▶ REQUIREMENT: Repeat every record below exactly, leaving out the pictures.

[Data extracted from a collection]
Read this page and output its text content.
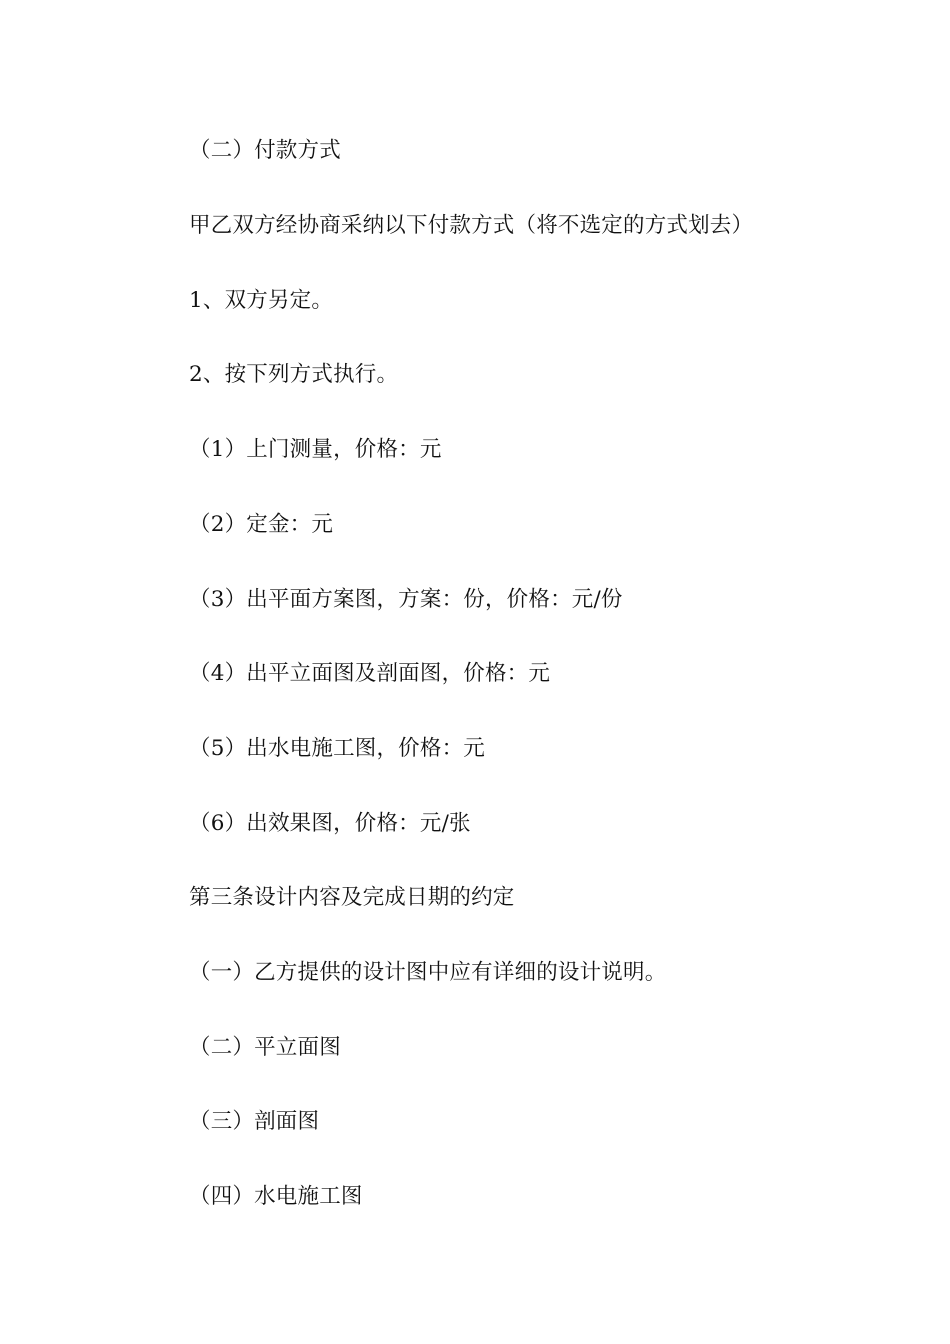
（二）付款方式
甲乙双方经协商采纳以下付款方式（将不选定的方式划去）
1、双方另定。
2、按下列方式执行。
（1）上门测量，价格：元
（2）定金：元
（3）出平面方案图，方案：份，价格：元/份
（4）出平立面图及剖面图，价格：元
（5）出水电施工图，价格：元
（6）出效果图，价格：元/张
第三条设计内容及完成日期的约定
（一）乙方提供的设计图中应有详细的设计说明。
（二）平立面图
（三）剖面图
（四）水电施工图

▶ ANSWER TO THE EXERCISE:
Read this page and output its text content.
（二）付款方式
甲乙双方经协商采纳以下付款方式（将不选定的方式划去）
1、双方另定。
2、按下列方式执行。
（1）上门测量，价格：元
（2）定金：元
（3）出平面方案图，方案：份，价格：元/份
（4）出平立面图及剖面图，价格：元
（5）出水电施工图，价格：元
（6）出效果图，价格：元/张
第三条设计内容及完成日期的约定
（一）乙方提供的设计图中应有详细的设计说明。
（二）平立面图
（三）剖面图
（四）水电施工图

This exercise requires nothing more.